The answer must be a word-for-word copy of the records below, with every picture left out.

> [Dataset rows about figures]:

#####

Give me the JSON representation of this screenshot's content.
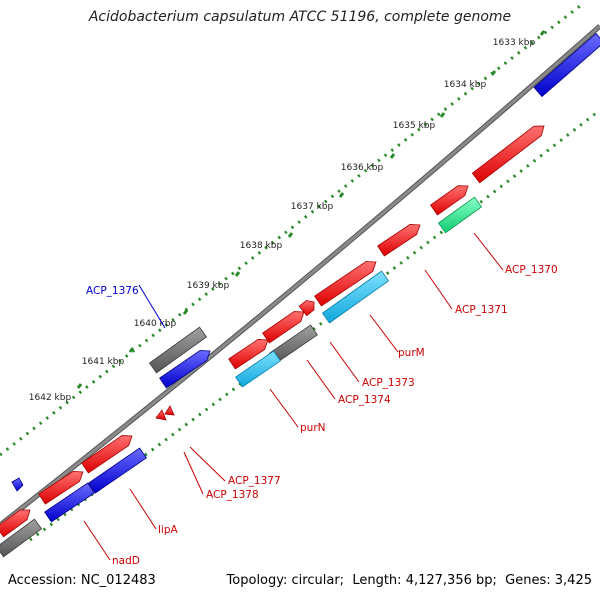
{
  "title": "Acidobacterium capsulatum ATCC 51196, complete genome",
  "footer": {
    "accession_label": "Accession:",
    "accession": "NC_012483",
    "topology_label": "Topology:",
    "topology": "circular",
    "length_label": "Length:",
    "length": "4,127,356 bp",
    "genes_label": "Genes:",
    "genes": "3,425"
  },
  "colors": {
    "backbone": "#8a8a8a",
    "tick_dots": "#2a8a2a",
    "cds": "#ee1111",
    "cds_minus": "#1010dd",
    "rna": "#22dd88",
    "pseudo_grey": "#707070",
    "cyan_gene": "#22c0ee",
    "label_red": "#cc0000",
    "label_blue": "#0000cc"
  },
  "kbp_ticks": [
    {
      "label": "1633 kbp"
    },
    {
      "label": "1634 kbp"
    },
    {
      "label": "1635 kbp"
    },
    {
      "label": "1636 kbp"
    },
    {
      "label": "1637 kbp"
    },
    {
      "label": "1638 kbp"
    },
    {
      "label": "1639 kbp"
    },
    {
      "label": "1640 kbp"
    },
    {
      "label": "1641 kbp"
    },
    {
      "label": "1642 kbp"
    }
  ],
  "gene_labels": [
    {
      "name": "ACP_1370",
      "color": "red"
    },
    {
      "name": "ACP_1371",
      "color": "red"
    },
    {
      "name": "purM",
      "color": "red"
    },
    {
      "name": "ACP_1373",
      "color": "red"
    },
    {
      "name": "ACP_1374",
      "color": "red"
    },
    {
      "name": "purN",
      "color": "red"
    },
    {
      "name": "ACP_1377",
      "color": "red"
    },
    {
      "name": "ACP_1378",
      "color": "red"
    },
    {
      "name": "lipA",
      "color": "red"
    },
    {
      "name": "nadD",
      "color": "red"
    },
    {
      "name": "ACP_1376",
      "color": "blue"
    }
  ]
}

#####

> [ANSWER]:
Give me the JSON representation of this screenshot's content.
{
  "title": "Acidobacterium capsulatum ATCC 51196, complete genome",
  "footer": {
    "accession_label": "Accession:",
    "accession": "NC_012483",
    "topology_label": "Topology:",
    "topology": "circular",
    "length_label": "Length:",
    "length": "4,127,356 bp",
    "genes_label": "Genes:",
    "genes": "3,425"
  },
  "colors": {
    "backbone": "#8a8a8a",
    "tick_dots": "#2a8a2a",
    "cds": "#ee1111",
    "cds_minus": "#1010dd",
    "rna": "#22dd88",
    "pseudo_grey": "#707070",
    "cyan_gene": "#22c0ee",
    "label_red": "#cc0000",
    "label_blue": "#0000cc"
  },
  "kbp_ticks": [
    {
      "label": "1633 kbp"
    },
    {
      "label": "1634 kbp"
    },
    {
      "label": "1635 kbp"
    },
    {
      "label": "1636 kbp"
    },
    {
      "label": "1637 kbp"
    },
    {
      "label": "1638 kbp"
    },
    {
      "label": "1639 kbp"
    },
    {
      "label": "1640 kbp"
    },
    {
      "label": "1641 kbp"
    },
    {
      "label": "1642 kbp"
    }
  ],
  "gene_labels": [
    {
      "name": "ACP_1370",
      "color": "red"
    },
    {
      "name": "ACP_1371",
      "color": "red"
    },
    {
      "name": "purM",
      "color": "red"
    },
    {
      "name": "ACP_1373",
      "color": "red"
    },
    {
      "name": "ACP_1374",
      "color": "red"
    },
    {
      "name": "purN",
      "color": "red"
    },
    {
      "name": "ACP_1377",
      "color": "red"
    },
    {
      "name": "ACP_1378",
      "color": "red"
    },
    {
      "name": "lipA",
      "color": "red"
    },
    {
      "name": "nadD",
      "color": "red"
    },
    {
      "name": "ACP_1376",
      "color": "blue"
    }
  ]
}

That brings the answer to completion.